↓

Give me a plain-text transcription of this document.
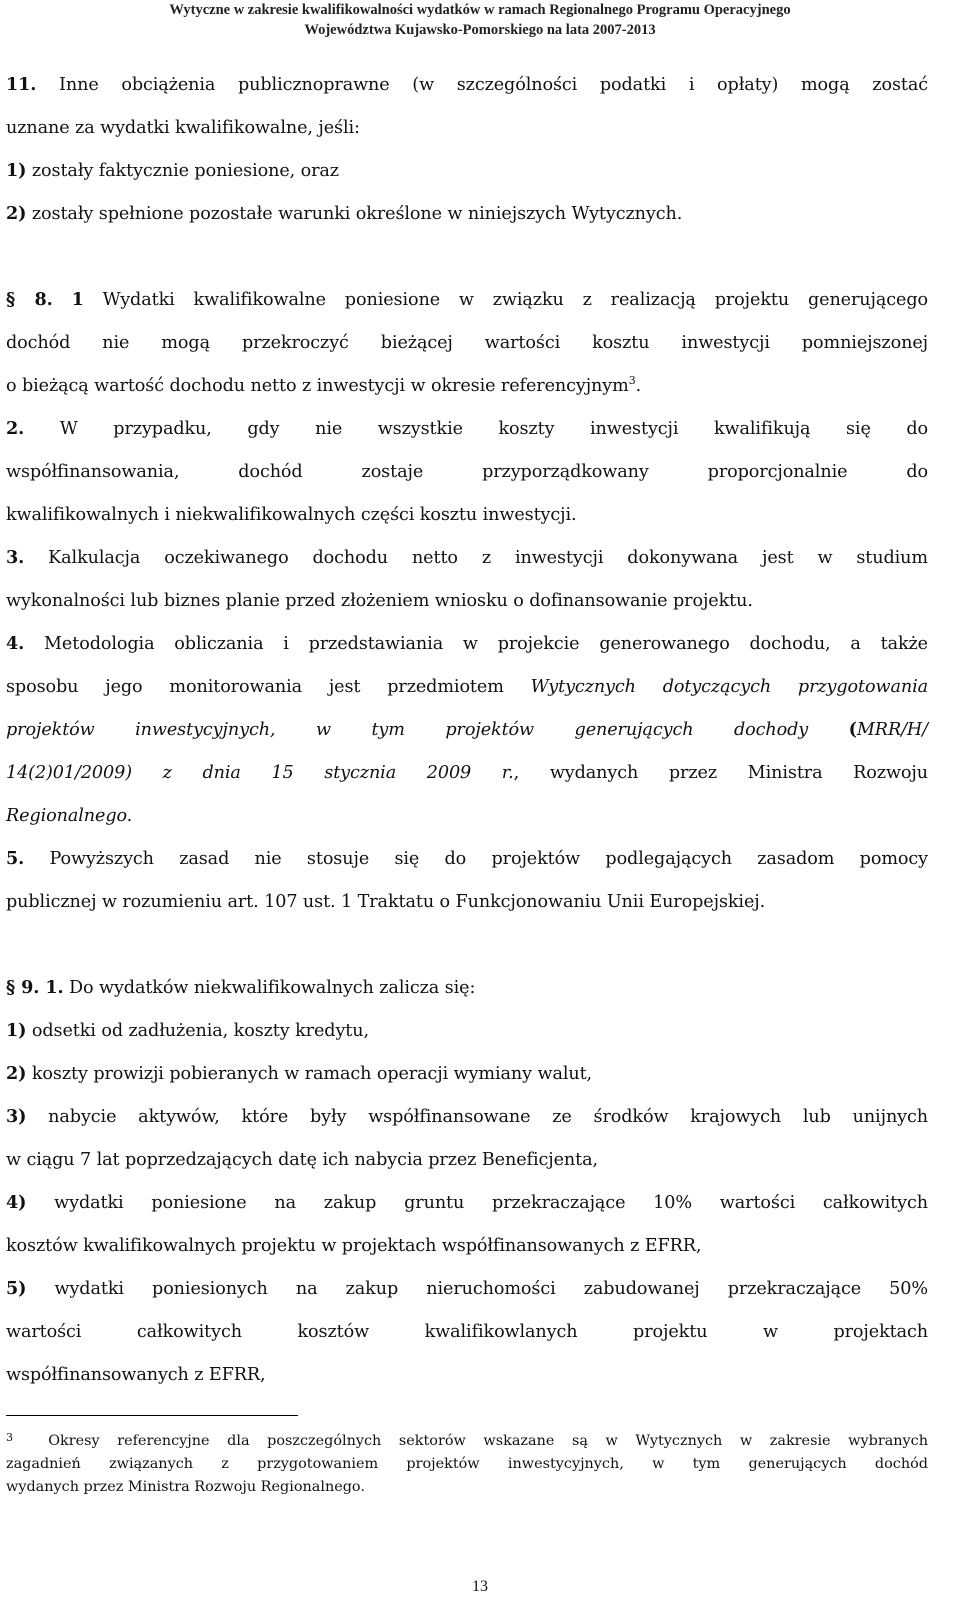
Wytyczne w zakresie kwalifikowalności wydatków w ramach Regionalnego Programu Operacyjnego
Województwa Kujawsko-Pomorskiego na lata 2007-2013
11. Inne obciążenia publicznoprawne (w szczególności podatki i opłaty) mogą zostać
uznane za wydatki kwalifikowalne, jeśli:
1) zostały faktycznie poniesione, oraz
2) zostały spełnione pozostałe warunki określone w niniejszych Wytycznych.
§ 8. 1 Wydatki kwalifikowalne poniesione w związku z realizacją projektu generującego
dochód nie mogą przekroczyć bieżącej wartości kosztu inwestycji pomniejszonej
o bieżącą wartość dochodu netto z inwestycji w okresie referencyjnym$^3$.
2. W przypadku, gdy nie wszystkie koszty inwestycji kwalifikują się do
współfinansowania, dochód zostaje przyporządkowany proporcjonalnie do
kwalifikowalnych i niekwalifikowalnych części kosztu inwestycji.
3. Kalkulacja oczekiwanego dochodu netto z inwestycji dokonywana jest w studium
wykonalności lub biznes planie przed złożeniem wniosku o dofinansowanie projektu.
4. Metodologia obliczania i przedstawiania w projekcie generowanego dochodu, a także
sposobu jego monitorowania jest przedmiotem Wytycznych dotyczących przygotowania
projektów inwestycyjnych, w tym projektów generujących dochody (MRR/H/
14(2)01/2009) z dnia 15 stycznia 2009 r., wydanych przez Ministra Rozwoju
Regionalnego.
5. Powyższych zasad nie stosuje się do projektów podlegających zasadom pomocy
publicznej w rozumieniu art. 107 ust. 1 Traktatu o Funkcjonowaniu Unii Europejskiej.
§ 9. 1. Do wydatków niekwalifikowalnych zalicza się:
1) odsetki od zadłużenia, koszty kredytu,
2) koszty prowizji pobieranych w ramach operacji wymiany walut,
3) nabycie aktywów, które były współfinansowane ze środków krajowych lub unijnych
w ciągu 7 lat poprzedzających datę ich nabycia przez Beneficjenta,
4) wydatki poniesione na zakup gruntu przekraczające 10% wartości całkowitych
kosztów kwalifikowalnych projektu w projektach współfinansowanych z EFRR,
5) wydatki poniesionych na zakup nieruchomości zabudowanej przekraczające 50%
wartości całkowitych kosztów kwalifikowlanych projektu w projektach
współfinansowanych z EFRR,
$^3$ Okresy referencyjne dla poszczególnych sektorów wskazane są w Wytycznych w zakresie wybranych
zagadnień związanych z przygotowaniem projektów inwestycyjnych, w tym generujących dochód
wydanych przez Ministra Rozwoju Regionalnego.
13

↑

## SHORT EXERCISE
From the data, list each line in which the string "kosztu" appears.

## EXERCISE RESPONSE
dochód nie mogą przekroczyć bieżącej wartości kosztu inwestycji pomniejszonej
kwalifikowalnych i niekwalifikowalnych części kosztu inwestycji.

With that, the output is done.